[Rows from a dataset]
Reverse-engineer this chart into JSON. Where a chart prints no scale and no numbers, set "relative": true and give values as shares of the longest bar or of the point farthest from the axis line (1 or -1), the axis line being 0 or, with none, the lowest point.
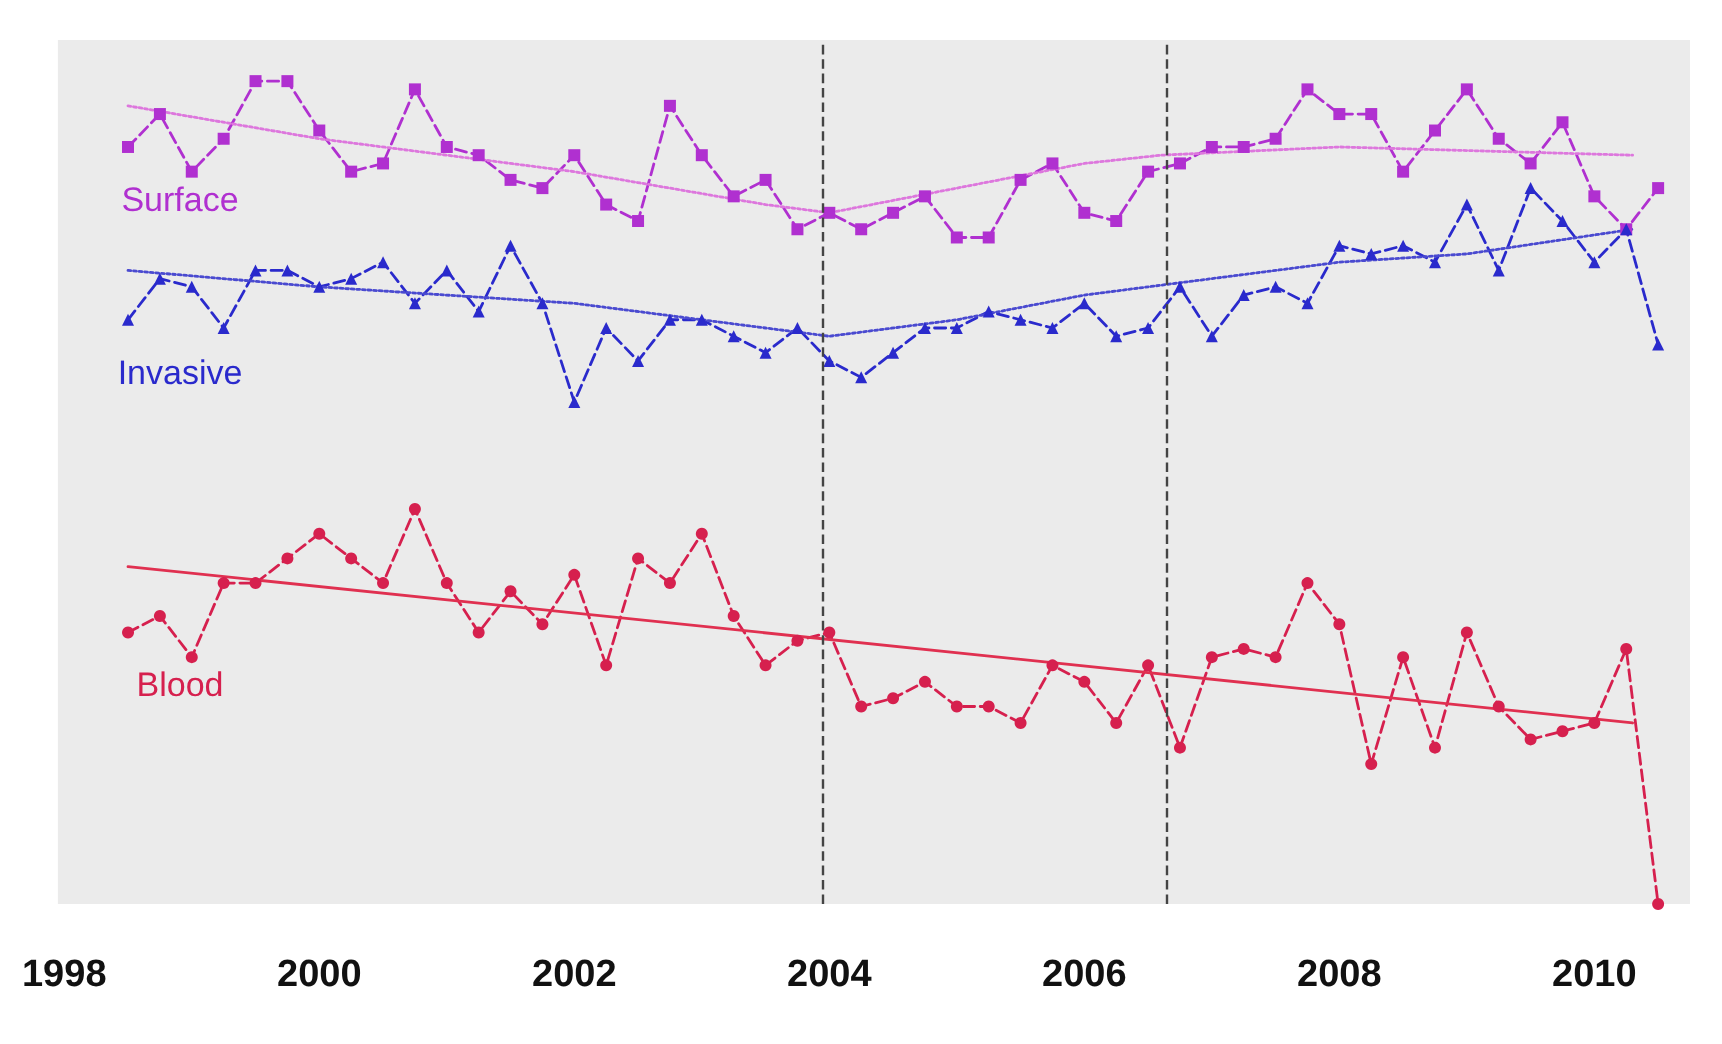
{
  "chart_data": {
    "type": "line",
    "relative": true,
    "grid": false,
    "legend": false,
    "xlim": [
      1997.95,
      2010.75
    ],
    "xticks": [
      1998,
      2000,
      2002,
      2004,
      2006,
      2008,
      2010
    ],
    "x": [
      1998.5,
      1998.75,
      1999,
      1999.25,
      1999.5,
      1999.75,
      2000,
      2000.25,
      2000.5,
      2000.75,
      2001,
      2001.25,
      2001.5,
      2001.75,
      2002,
      2002.25,
      2002.5,
      2002.75,
      2003,
      2003.25,
      2003.5,
      2003.75,
      2004,
      2004.25,
      2004.5,
      2004.75,
      2005,
      2005.25,
      2005.5,
      2005.75,
      2006,
      2006.25,
      2006.5,
      2006.75,
      2007,
      2007.25,
      2007.5,
      2007.75,
      2008,
      2008.25,
      2008.5,
      2008.75,
      2009,
      2009.25,
      2009.5,
      2009.75,
      2010,
      2010.25,
      2010.5
    ],
    "ref_lines": [
      {
        "axis": "x",
        "value": 2003.95,
        "color": "#444444",
        "line_style": "dashed"
      },
      {
        "axis": "x",
        "value": 2006.65,
        "color": "#444444",
        "line_style": "dashed"
      }
    ],
    "series": [
      {
        "name": "Surface",
        "color": "#b030d0",
        "marker": "square",
        "line_style": "dashed",
        "values": [
          0.92,
          0.96,
          0.89,
          0.93,
          1.0,
          1.0,
          0.94,
          0.89,
          0.9,
          0.99,
          0.92,
          0.91,
          0.88,
          0.87,
          0.91,
          0.85,
          0.83,
          0.97,
          0.91,
          0.86,
          0.88,
          0.82,
          0.84,
          0.82,
          0.84,
          0.86,
          0.81,
          0.81,
          0.88,
          0.9,
          0.84,
          0.83,
          0.89,
          0.9,
          0.92,
          0.92,
          0.93,
          0.99,
          0.96,
          0.96,
          0.89,
          0.94,
          0.99,
          0.93,
          0.9,
          0.95,
          0.86,
          0.82,
          0.87
        ]
      },
      {
        "name": "Invasive",
        "color": "#2a2acc",
        "marker": "triangle",
        "line_style": "dashed",
        "values": [
          0.71,
          0.76,
          0.75,
          0.7,
          0.77,
          0.77,
          0.75,
          0.76,
          0.78,
          0.73,
          0.77,
          0.72,
          0.8,
          0.73,
          0.61,
          0.7,
          0.66,
          0.71,
          0.71,
          0.69,
          0.67,
          0.7,
          0.66,
          0.64,
          0.67,
          0.7,
          0.7,
          0.72,
          0.71,
          0.7,
          0.73,
          0.69,
          0.7,
          0.75,
          0.69,
          0.74,
          0.75,
          0.73,
          0.8,
          0.79,
          0.8,
          0.78,
          0.85,
          0.77,
          0.87,
          0.83,
          0.78,
          0.82,
          0.68
        ]
      },
      {
        "name": "Blood",
        "color": "#d6204e",
        "marker": "circle",
        "line_style": "dashed",
        "values": [
          0.33,
          0.35,
          0.3,
          0.39,
          0.39,
          0.42,
          0.45,
          0.42,
          0.39,
          0.48,
          0.39,
          0.33,
          0.38,
          0.34,
          0.4,
          0.29,
          0.42,
          0.39,
          0.45,
          0.35,
          0.29,
          0.32,
          0.33,
          0.24,
          0.25,
          0.27,
          0.24,
          0.24,
          0.22,
          0.29,
          0.27,
          0.22,
          0.29,
          0.19,
          0.3,
          0.31,
          0.3,
          0.39,
          0.34,
          0.17,
          0.3,
          0.19,
          0.33,
          0.24,
          0.2,
          0.21,
          0.22,
          0.31,
          0
        ]
      },
      {
        "type": "line",
        "color": "#dd77dd",
        "marker": "none",
        "line_style": "dotted",
        "x": [
          1998.5,
          2000,
          2002,
          2003.5,
          2004,
          2005,
          2006,
          2006.6,
          2008,
          2010.3
        ],
        "values": [
          0.97,
          0.93,
          0.89,
          0.85,
          0.84,
          0.87,
          0.9,
          0.91,
          0.92,
          0.91
        ]
      },
      {
        "type": "line",
        "color": "#4a4ad0",
        "marker": "none",
        "line_style": "dotted",
        "x": [
          1998.5,
          2000,
          2002,
          2003.5,
          2004,
          2005,
          2006,
          2007,
          2008,
          2009,
          2010.3
        ],
        "values": [
          0.77,
          0.75,
          0.73,
          0.7,
          0.69,
          0.71,
          0.74,
          0.76,
          0.78,
          0.79,
          0.82
        ]
      },
      {
        "type": "line",
        "color": "#e03050",
        "marker": "none",
        "line_style": "solid",
        "x": [
          1998.5,
          2010.3
        ],
        "values": [
          0.41,
          0.22
        ]
      }
    ]
  }
}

Exercise => Take the listing above and restate it word for word, without its pictures.

Solution for this task =>
Reverse-engineer this chart into JSON. Where a chart prints no scale and no numbers, set "relative": true and give values as shares of the longest bar or of the point farthest from the axis line (1 or -1), the axis line being 0 or, with none, the lowest point.
{
  "chart_data": {
    "type": "line",
    "relative": true,
    "grid": false,
    "legend": false,
    "xlim": [
      1997.95,
      2010.75
    ],
    "xticks": [
      1998,
      2000,
      2002,
      2004,
      2006,
      2008,
      2010
    ],
    "x": [
      1998.5,
      1998.75,
      1999,
      1999.25,
      1999.5,
      1999.75,
      2000,
      2000.25,
      2000.5,
      2000.75,
      2001,
      2001.25,
      2001.5,
      2001.75,
      2002,
      2002.25,
      2002.5,
      2002.75,
      2003,
      2003.25,
      2003.5,
      2003.75,
      2004,
      2004.25,
      2004.5,
      2004.75,
      2005,
      2005.25,
      2005.5,
      2005.75,
      2006,
      2006.25,
      2006.5,
      2006.75,
      2007,
      2007.25,
      2007.5,
      2007.75,
      2008,
      2008.25,
      2008.5,
      2008.75,
      2009,
      2009.25,
      2009.5,
      2009.75,
      2010,
      2010.25,
      2010.5
    ],
    "ref_lines": [
      {
        "axis": "x",
        "value": 2003.95,
        "color": "#444444",
        "line_style": "dashed"
      },
      {
        "axis": "x",
        "value": 2006.65,
        "color": "#444444",
        "line_style": "dashed"
      }
    ],
    "series": [
      {
        "name": "Surface",
        "color": "#b030d0",
        "marker": "square",
        "line_style": "dashed",
        "values": [
          0.92,
          0.96,
          0.89,
          0.93,
          1.0,
          1.0,
          0.94,
          0.89,
          0.9,
          0.99,
          0.92,
          0.91,
          0.88,
          0.87,
          0.91,
          0.85,
          0.83,
          0.97,
          0.91,
          0.86,
          0.88,
          0.82,
          0.84,
          0.82,
          0.84,
          0.86,
          0.81,
          0.81,
          0.88,
          0.9,
          0.84,
          0.83,
          0.89,
          0.9,
          0.92,
          0.92,
          0.93,
          0.99,
          0.96,
          0.96,
          0.89,
          0.94,
          0.99,
          0.93,
          0.9,
          0.95,
          0.86,
          0.82,
          0.87
        ]
      },
      {
        "name": "Invasive",
        "color": "#2a2acc",
        "marker": "triangle",
        "line_style": "dashed",
        "values": [
          0.71,
          0.76,
          0.75,
          0.7,
          0.77,
          0.77,
          0.75,
          0.76,
          0.78,
          0.73,
          0.77,
          0.72,
          0.8,
          0.73,
          0.61,
          0.7,
          0.66,
          0.71,
          0.71,
          0.69,
          0.67,
          0.7,
          0.66,
          0.64,
          0.67,
          0.7,
          0.7,
          0.72,
          0.71,
          0.7,
          0.73,
          0.69,
          0.7,
          0.75,
          0.69,
          0.74,
          0.75,
          0.73,
          0.8,
          0.79,
          0.8,
          0.78,
          0.85,
          0.77,
          0.87,
          0.83,
          0.78,
          0.82,
          0.68
        ]
      },
      {
        "name": "Blood",
        "color": "#d6204e",
        "marker": "circle",
        "line_style": "dashed",
        "values": [
          0.33,
          0.35,
          0.3,
          0.39,
          0.39,
          0.42,
          0.45,
          0.42,
          0.39,
          0.48,
          0.39,
          0.33,
          0.38,
          0.34,
          0.4,
          0.29,
          0.42,
          0.39,
          0.45,
          0.35,
          0.29,
          0.32,
          0.33,
          0.24,
          0.25,
          0.27,
          0.24,
          0.24,
          0.22,
          0.29,
          0.27,
          0.22,
          0.29,
          0.19,
          0.3,
          0.31,
          0.3,
          0.39,
          0.34,
          0.17,
          0.3,
          0.19,
          0.33,
          0.24,
          0.2,
          0.21,
          0.22,
          0.31,
          0
        ]
      },
      {
        "type": "line",
        "color": "#dd77dd",
        "marker": "none",
        "line_style": "dotted",
        "x": [
          1998.5,
          2000,
          2002,
          2003.5,
          2004,
          2005,
          2006,
          2006.6,
          2008,
          2010.3
        ],
        "values": [
          0.97,
          0.93,
          0.89,
          0.85,
          0.84,
          0.87,
          0.9,
          0.91,
          0.92,
          0.91
        ]
      },
      {
        "type": "line",
        "color": "#4a4ad0",
        "marker": "none",
        "line_style": "dotted",
        "x": [
          1998.5,
          2000,
          2002,
          2003.5,
          2004,
          2005,
          2006,
          2007,
          2008,
          2009,
          2010.3
        ],
        "values": [
          0.77,
          0.75,
          0.73,
          0.7,
          0.69,
          0.71,
          0.74,
          0.76,
          0.78,
          0.79,
          0.82
        ]
      },
      {
        "type": "line",
        "color": "#e03050",
        "marker": "none",
        "line_style": "solid",
        "x": [
          1998.5,
          2010.3
        ],
        "values": [
          0.41,
          0.22
        ]
      }
    ]
  }
}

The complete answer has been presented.